== PROVIDED ENTRIES ==

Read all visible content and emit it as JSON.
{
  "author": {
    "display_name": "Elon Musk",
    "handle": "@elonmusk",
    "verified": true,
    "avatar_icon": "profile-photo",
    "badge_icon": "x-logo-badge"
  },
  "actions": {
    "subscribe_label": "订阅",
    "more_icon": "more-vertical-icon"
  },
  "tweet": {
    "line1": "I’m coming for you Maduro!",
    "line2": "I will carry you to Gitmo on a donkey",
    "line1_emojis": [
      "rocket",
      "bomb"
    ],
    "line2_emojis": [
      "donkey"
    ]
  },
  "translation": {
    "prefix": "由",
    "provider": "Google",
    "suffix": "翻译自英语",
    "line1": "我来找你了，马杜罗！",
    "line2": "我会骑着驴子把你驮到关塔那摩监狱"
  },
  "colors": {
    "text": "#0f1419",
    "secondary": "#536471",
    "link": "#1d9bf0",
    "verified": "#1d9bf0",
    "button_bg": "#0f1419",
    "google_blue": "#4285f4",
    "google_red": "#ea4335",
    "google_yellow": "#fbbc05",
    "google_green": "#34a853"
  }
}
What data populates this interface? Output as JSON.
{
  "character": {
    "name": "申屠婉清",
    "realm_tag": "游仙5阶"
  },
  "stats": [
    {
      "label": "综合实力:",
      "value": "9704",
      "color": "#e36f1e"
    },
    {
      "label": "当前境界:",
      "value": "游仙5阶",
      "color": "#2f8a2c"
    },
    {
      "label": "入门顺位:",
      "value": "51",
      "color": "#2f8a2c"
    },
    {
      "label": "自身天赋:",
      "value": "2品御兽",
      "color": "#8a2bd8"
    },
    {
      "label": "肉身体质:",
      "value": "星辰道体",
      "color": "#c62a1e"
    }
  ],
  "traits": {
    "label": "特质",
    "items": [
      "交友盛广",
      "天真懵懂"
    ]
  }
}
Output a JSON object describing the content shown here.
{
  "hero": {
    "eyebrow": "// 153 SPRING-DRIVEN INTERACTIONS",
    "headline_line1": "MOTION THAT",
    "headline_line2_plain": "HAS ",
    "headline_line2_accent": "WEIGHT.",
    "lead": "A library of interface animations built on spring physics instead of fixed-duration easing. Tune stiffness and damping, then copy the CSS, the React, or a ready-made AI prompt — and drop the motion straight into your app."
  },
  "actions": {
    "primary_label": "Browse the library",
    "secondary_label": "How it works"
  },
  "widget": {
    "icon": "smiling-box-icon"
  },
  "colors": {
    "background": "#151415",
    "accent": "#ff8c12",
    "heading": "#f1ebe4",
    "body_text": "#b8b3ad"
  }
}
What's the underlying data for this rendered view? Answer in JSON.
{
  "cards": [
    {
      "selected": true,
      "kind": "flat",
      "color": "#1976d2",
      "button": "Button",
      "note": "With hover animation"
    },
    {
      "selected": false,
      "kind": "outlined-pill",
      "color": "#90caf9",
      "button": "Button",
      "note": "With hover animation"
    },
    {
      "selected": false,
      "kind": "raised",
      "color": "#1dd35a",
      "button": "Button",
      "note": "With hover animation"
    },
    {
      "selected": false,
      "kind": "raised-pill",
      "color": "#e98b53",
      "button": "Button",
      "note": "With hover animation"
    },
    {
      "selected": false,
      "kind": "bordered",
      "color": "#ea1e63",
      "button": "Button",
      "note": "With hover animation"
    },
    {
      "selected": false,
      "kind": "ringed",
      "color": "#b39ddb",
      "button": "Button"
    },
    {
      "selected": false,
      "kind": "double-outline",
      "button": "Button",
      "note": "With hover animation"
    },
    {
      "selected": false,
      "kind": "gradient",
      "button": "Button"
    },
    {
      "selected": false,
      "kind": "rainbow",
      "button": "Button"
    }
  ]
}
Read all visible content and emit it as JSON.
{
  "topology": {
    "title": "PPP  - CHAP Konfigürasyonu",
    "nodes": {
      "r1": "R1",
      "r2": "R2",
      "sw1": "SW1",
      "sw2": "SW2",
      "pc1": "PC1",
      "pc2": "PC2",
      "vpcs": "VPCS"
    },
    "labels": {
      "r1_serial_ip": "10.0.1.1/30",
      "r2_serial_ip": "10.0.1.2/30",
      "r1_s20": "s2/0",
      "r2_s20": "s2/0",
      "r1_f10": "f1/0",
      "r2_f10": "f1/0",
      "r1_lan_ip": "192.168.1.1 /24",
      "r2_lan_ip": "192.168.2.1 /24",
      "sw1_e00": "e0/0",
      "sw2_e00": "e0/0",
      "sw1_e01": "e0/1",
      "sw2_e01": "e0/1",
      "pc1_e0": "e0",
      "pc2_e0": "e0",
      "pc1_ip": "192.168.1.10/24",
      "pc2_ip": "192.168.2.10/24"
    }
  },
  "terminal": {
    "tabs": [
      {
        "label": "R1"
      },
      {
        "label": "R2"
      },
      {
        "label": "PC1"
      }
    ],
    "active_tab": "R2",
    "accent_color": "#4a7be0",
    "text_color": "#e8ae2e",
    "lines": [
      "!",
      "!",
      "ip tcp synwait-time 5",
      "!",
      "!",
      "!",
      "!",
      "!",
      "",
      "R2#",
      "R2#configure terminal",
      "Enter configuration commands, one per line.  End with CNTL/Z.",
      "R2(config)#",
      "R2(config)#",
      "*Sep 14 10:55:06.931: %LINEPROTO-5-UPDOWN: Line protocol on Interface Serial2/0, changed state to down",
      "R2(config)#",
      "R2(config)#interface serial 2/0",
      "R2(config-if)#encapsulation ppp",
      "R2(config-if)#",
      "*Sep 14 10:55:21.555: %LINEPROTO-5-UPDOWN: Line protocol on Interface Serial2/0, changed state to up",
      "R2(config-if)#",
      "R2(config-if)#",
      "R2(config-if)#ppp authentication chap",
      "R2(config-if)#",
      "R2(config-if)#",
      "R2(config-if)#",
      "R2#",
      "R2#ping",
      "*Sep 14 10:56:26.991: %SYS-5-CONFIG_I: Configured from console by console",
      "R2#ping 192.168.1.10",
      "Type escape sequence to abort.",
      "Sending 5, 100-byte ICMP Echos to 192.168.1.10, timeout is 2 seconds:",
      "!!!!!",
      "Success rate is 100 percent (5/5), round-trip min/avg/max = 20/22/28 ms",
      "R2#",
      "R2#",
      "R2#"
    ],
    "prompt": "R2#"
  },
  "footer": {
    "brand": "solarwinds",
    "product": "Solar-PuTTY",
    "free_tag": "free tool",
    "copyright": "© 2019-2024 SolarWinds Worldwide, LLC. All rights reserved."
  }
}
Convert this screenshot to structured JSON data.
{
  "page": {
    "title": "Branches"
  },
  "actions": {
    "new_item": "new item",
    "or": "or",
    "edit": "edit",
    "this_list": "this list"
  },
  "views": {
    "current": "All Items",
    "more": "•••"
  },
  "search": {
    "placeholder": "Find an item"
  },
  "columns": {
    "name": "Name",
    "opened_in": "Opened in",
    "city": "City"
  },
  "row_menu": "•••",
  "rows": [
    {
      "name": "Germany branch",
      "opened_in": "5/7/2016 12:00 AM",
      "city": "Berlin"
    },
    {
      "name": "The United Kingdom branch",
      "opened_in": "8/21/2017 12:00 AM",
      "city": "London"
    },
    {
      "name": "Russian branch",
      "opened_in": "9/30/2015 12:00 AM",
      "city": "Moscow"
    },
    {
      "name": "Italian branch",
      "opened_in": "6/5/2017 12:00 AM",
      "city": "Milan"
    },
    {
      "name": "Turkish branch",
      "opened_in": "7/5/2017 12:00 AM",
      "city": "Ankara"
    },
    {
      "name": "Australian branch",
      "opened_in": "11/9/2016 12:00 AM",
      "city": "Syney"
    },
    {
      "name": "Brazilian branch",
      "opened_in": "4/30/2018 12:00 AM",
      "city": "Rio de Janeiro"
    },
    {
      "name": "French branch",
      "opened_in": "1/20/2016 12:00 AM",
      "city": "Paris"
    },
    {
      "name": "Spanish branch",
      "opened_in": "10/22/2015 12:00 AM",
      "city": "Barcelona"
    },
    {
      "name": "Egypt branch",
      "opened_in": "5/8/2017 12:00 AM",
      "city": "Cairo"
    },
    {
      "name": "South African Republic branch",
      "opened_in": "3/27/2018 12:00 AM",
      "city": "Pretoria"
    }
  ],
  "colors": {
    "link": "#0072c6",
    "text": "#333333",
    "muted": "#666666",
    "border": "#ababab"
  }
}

===

Using the material above, extract the line that contains "Convert this screenshot" and every line after it, exactly as given; stop at the last line.

COMPLETED TASK:
Convert this screenshot to structured JSON data.
{
  "page": {
    "title": "Branches"
  },
  "actions": {
    "new_item": "new item",
    "or": "or",
    "edit": "edit",
    "this_list": "this list"
  },
  "views": {
    "current": "All Items",
    "more": "•••"
  },
  "search": {
    "placeholder": "Find an item"
  },
  "columns": {
    "name": "Name",
    "opened_in": "Opened in",
    "city": "City"
  },
  "row_menu": "•••",
  "rows": [
    {
      "name": "Germany branch",
      "opened_in": "5/7/2016 12:00 AM",
      "city": "Berlin"
    },
    {
      "name": "The United Kingdom branch",
      "opened_in": "8/21/2017 12:00 AM",
      "city": "London"
    },
    {
      "name": "Russian branch",
      "opened_in": "9/30/2015 12:00 AM",
      "city": "Moscow"
    },
    {
      "name": "Italian branch",
      "opened_in": "6/5/2017 12:00 AM",
      "city": "Milan"
    },
    {
      "name": "Turkish branch",
      "opened_in": "7/5/2017 12:00 AM",
      "city": "Ankara"
    },
    {
      "name": "Australian branch",
      "opened_in": "11/9/2016 12:00 AM",
      "city": "Syney"
    },
    {
      "name": "Brazilian branch",
      "opened_in": "4/30/2018 12:00 AM",
      "city": "Rio de Janeiro"
    },
    {
      "name": "French branch",
      "opened_in": "1/20/2016 12:00 AM",
      "city": "Paris"
    },
    {
      "name": "Spanish branch",
      "opened_in": "10/22/2015 12:00 AM",
      "city": "Barcelona"
    },
    {
      "name": "Egypt branch",
      "opened_in": "5/8/2017 12:00 AM",
      "city": "Cairo"
    },
    {
      "name": "South African Republic branch",
      "opened_in": "3/27/2018 12:00 AM",
      "city": "Pretoria"
    }
  ],
  "colors": {
    "link": "#0072c6",
    "text": "#333333",
    "muted": "#666666",
    "border": "#ababab"
  }
}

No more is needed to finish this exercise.